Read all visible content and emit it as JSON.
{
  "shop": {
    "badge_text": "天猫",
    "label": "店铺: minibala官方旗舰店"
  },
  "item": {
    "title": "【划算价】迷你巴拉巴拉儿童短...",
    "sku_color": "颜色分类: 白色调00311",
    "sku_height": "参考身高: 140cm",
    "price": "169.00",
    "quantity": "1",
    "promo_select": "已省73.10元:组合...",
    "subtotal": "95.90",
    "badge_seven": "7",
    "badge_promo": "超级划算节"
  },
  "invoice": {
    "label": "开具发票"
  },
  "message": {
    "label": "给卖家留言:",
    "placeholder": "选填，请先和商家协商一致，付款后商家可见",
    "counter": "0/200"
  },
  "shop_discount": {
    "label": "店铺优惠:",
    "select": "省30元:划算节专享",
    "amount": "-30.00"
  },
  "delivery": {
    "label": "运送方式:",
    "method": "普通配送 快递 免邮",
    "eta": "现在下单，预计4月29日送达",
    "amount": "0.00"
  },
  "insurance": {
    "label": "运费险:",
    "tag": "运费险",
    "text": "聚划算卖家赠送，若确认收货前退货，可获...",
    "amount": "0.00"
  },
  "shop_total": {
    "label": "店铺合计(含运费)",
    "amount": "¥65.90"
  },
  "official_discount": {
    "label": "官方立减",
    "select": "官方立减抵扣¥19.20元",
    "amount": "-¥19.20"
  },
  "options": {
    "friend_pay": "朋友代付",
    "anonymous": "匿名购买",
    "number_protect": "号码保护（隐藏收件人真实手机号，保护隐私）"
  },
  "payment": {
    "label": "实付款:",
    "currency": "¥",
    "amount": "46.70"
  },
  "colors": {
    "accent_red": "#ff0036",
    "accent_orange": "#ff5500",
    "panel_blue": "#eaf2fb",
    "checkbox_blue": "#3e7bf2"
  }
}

..........

▸ What to work on
The records above should be restated word for word, please.

▸ Correct output
Read all visible content and emit it as JSON.
{
  "shop": {
    "badge_text": "天猫",
    "label": "店铺: minibala官方旗舰店"
  },
  "item": {
    "title": "【划算价】迷你巴拉巴拉儿童短...",
    "sku_color": "颜色分类: 白色调00311",
    "sku_height": "参考身高: 140cm",
    "price": "169.00",
    "quantity": "1",
    "promo_select": "已省73.10元:组合...",
    "subtotal": "95.90",
    "badge_seven": "7",
    "badge_promo": "超级划算节"
  },
  "invoice": {
    "label": "开具发票"
  },
  "message": {
    "label": "给卖家留言:",
    "placeholder": "选填，请先和商家协商一致，付款后商家可见",
    "counter": "0/200"
  },
  "shop_discount": {
    "label": "店铺优惠:",
    "select": "省30元:划算节专享",
    "amount": "-30.00"
  },
  "delivery": {
    "label": "运送方式:",
    "method": "普通配送 快递 免邮",
    "eta": "现在下单，预计4月29日送达",
    "amount": "0.00"
  },
  "insurance": {
    "label": "运费险:",
    "tag": "运费险",
    "text": "聚划算卖家赠送，若确认收货前退货，可获...",
    "amount": "0.00"
  },
  "shop_total": {
    "label": "店铺合计(含运费)",
    "amount": "¥65.90"
  },
  "official_discount": {
    "label": "官方立减",
    "select": "官方立减抵扣¥19.20元",
    "amount": "-¥19.20"
  },
  "options": {
    "friend_pay": "朋友代付",
    "anonymous": "匿名购买",
    "number_protect": "号码保护（隐藏收件人真实手机号，保护隐私）"
  },
  "payment": {
    "label": "实付款:",
    "currency": "¥",
    "amount": "46.70"
  },
  "colors": {
    "accent_red": "#ff0036",
    "accent_orange": "#ff5500",
    "panel_blue": "#eaf2fb",
    "checkbox_blue": "#3e7bf2"
  }
}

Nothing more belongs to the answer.